======== MATERIAL SHOWN

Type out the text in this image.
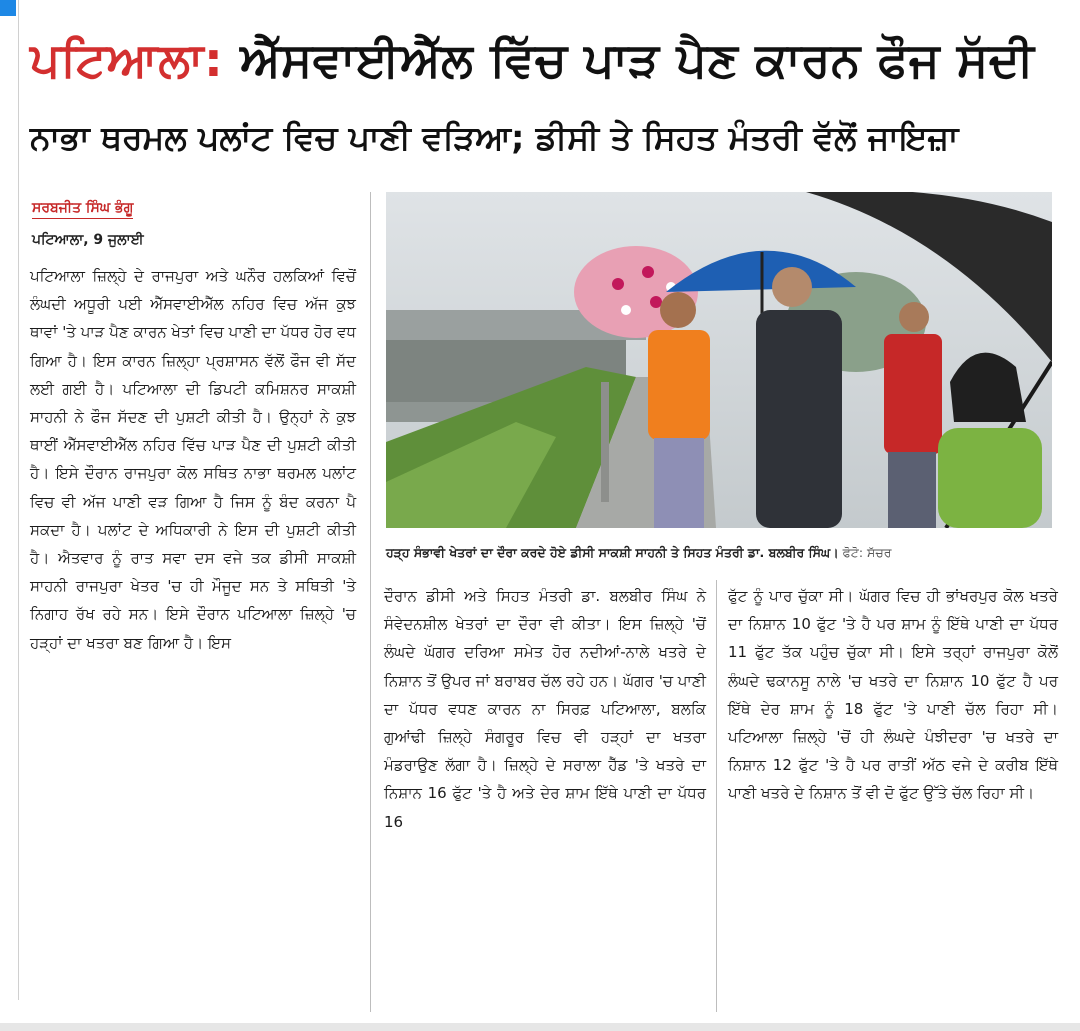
ਪਟਿਆਲਾ: ਐੱਸਵਾਈਐੱਲ ਵਿੱਚ ਪਾੜ ਪੈਣ ਕਾਰਨ ਫੌਜ ਸੱਦੀ
ਨਾਭਾ ਥਰਮਲ ਪਲਾਂਟ ਵਿਚ ਪਾਣੀ ਵੜਿਆ; ਡੀਸੀ ਤੇ ਸਿਹਤ ਮੰਤਰੀ ਵੱਲੋਂ ਜਾਇਜ਼ਾ
ਸਰਬਜੀਤ ਸਿੰਘ ਭੰਗੂ
ਪਟਿਆਲਾ, 9 ਜੁਲਾਈ

ਪਟਿਆਲਾ ਜ਼ਿਲ੍ਹੇ ਦੇ ਰਾਜਪੁਰਾ ਅਤੇ ਘਨੌਰ ਹਲਕਿਆਂ ਵਿਚੋਂ ਲੰਘਦੀ ਅਧੂਰੀ ਪਈ ਐੱਸਵਾਈਐੱਲ ਨਹਿਰ ਵਿਚ ਅੱਜ ਕੁਝ ਥਾਵਾਂ 'ਤੇ ਪਾੜ ਪੈਣ ਕਾਰਨ ਖੇਤਾਂ ਵਿਚ ਪਾਣੀ ਦਾ ਪੱਧਰ ਹੋਰ ਵਧ ਗਿਆ ਹੈ। ਇਸ ਕਾਰਨ ਜ਼ਿਲ੍ਹਾ ਪ੍ਰਸ਼ਾਸਨ ਵੱਲੋਂ ਫੌਜ ਵੀ ਸੱਦ ਲਈ ਗਈ ਹੈ। ਪਟਿਆਲਾ ਦੀ ਡਿਪਟੀ ਕਮਿਸ਼ਨਰ ਸਾਕਸ਼ੀ ਸਾਹਨੀ ਨੇ ਫੌਜ ਸੱਦਣ ਦੀ ਪੁਸ਼ਟੀ ਕੀਤੀ ਹੈ। ਉਨ੍ਹਾਂ ਨੇ ਕੁਝ ਥਾਈਂ ਐੱਸਵਾਈਐੱਲ ਨਹਿਰ ਵਿੱਚ ਪਾੜ ਪੈਣ ਦੀ ਪੁਸ਼ਟੀ ਕੀਤੀ ਹੈ। ਇਸੇ ਦੌਰਾਨ ਰਾਜਪੁਰਾ ਕੋਲ ਸਥਿਤ ਨਾਭਾ ਥਰਮਲ ਪਲਾਂਟ ਵਿਚ ਵੀ ਅੱਜ ਪਾਣੀ ਵੜ ਗਿਆ ਹੈ ਜਿਸ ਨੂੰ ਬੰਦ ਕਰਨਾ ਪੈ ਸਕਦਾ ਹੈ। ਪਲਾਂਟ ਦੇ ਅਧਿਕਾਰੀ ਨੇ ਇਸ ਦੀ ਪੁਸ਼ਟੀ ਕੀਤੀ ਹੈ। ਐਤਵਾਰ ਨੂੰ ਰਾਤ ਸਵਾ ਦਸ ਵਜੇ ਤਕ ਡੀਸੀ ਸਾਕਸ਼ੀ ਸਾਹਨੀ ਰਾਜਪੁਰਾ ਖੇਤਰ 'ਚ ਹੀ ਮੌਜੂਦ ਸਨ ਤੇ ਸਥਿਤੀ 'ਤੇ ਨਿਗਾਹ ਰੱਖ ਰਹੇ ਸਨ। ਇਸੇ ਦੌਰਾਨ ਪਟਿਆਲਾ ਜ਼ਿਲ੍ਹੇ 'ਚ ਹੜ੍ਹਾਂ ਦਾ ਖਤਰਾ ਬਣ ਗਿਆ ਹੈ। ਇਸ

ਹੜ੍ਹ ਸੰਭਾਵੀ ਖੇਤਰਾਂ ਦਾ ਦੌਰਾ ਕਰਦੇ ਹੋਏ ਡੀਸੀ ਸਾਕਸ਼ੀ ਸਾਹਨੀ ਤੇ ਸਿਹਤ ਮੰਤਰੀ ਡਾ. ਬਲਬੀਰ ਸਿੰਘ। ਫੋਟੋ: ਸੱਚਰ

ਦੌਰਾਨ ਡੀਸੀ ਅਤੇ ਸਿਹਤ ਮੰਤਰੀ ਡਾ. ਬਲਬੀਰ ਸਿੰਘ ਨੇ ਸੰਵੇਦਨਸ਼ੀਲ ਖੇਤਰਾਂ ਦਾ ਦੌਰਾ ਵੀ ਕੀਤਾ। ਇਸ ਜ਼ਿਲ੍ਹੇ 'ਚੋਂ ਲੰਘਦੇ ਘੱਗਰ ਦਰਿਆ ਸਮੇਤ ਹੋਰ ਨਦੀਆਂ-ਨਾਲੇ ਖਤਰੇ ਦੇ ਨਿਸ਼ਾਨ ਤੋਂ ਉਪਰ ਜਾਂ ਬਰਾਬਰ ਚੱਲ ਰਹੇ ਹਨ। ਘੱਗਰ 'ਚ ਪਾਣੀ ਦਾ ਪੱਧਰ ਵਧਣ ਕਾਰਨ ਨਾ ਸਿਰਫ਼ ਪਟਿਆਲਾ, ਬਲਕਿ ਗੁਆਂਢੀ ਜ਼ਿਲ੍ਹੇ ਸੰਗਰੂਰ ਵਿਚ ਵੀ ਹੜ੍ਹਾਂ ਦਾ ਖਤਰਾ ਮੰਡਰਾਉਣ ਲੱਗਾ ਹੈ। ਜ਼ਿਲ੍ਹੇ ਦੇ ਸਰਾਲਾ ਹੈੱਡ 'ਤੇ ਖਤਰੇ ਦਾ ਨਿਸ਼ਾਨ 16 ਫੁੱਟ 'ਤੇ ਹੈ ਅਤੇ ਦੇਰ ਸ਼ਾਮ ਇੱਥੇ ਪਾਣੀ ਦਾ ਪੱਧਰ 16

ਫੁੱਟ ਨੂੰ ਪਾਰ ਚੁੱਕਾ ਸੀ। ਘੱਗਰ ਵਿਚ ਹੀ ਭਾਂਖਰਪੁਰ ਕੋਲ ਖਤਰੇ ਦਾ ਨਿਸ਼ਾਨ 10 ਫੁੱਟ 'ਤੇ ਹੈ ਪਰ ਸ਼ਾਮ ਨੂੰ ਇੱਥੇ ਪਾਣੀ ਦਾ ਪੱਧਰ 11 ਫੁੱਟ ਤੱਕ ਪਹੁੰਚ ਚੁੱਕਾ ਸੀ। ਇਸੇ ਤਰ੍ਹਾਂ ਰਾਜਪੁਰਾ ਕੋਲੋਂ ਲੰਘਦੇ ਢਕਾਨਸੂ ਨਾਲੇ 'ਚ ਖਤਰੇ ਦਾ ਨਿਸ਼ਾਨ 10 ਫੁੱਟ ਹੈ ਪਰ ਇੱਥੇ ਦੇਰ ਸ਼ਾਮ ਨੂੰ 18 ਫੁੱਟ 'ਤੇ ਪਾਣੀ ਚੱਲ ਰਿਹਾ ਸੀ। ਪਟਿਆਲਾ ਜ਼ਿਲ੍ਹੇ 'ਚੋਂ ਹੀ ਲੰਘਦੇ ਪੰਝੀਦਰਾ 'ਚ ਖਤਰੇ ਦਾ ਨਿਸ਼ਾਨ 12 ਫੁੱਟ 'ਤੇ ਹੈ ਪਰ ਰਾਤੀਂ ਅੱਠ ਵਜੇ ਦੇ ਕਰੀਬ ਇੱਥੇ ਪਾਣੀ ਖਤਰੇ ਦੇ ਨਿਸ਼ਾਨ ਤੋਂ ਵੀ ਦੋ ਫੁੱਟ ਉੱਤੇ ਚੱਲ ਰਿਹਾ ਸੀ।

================

§ YOUR TASK
What is the number of lines that hold the string "ਥਰਮਲ"? Give it alone.

§ CORRECT ANSWER
2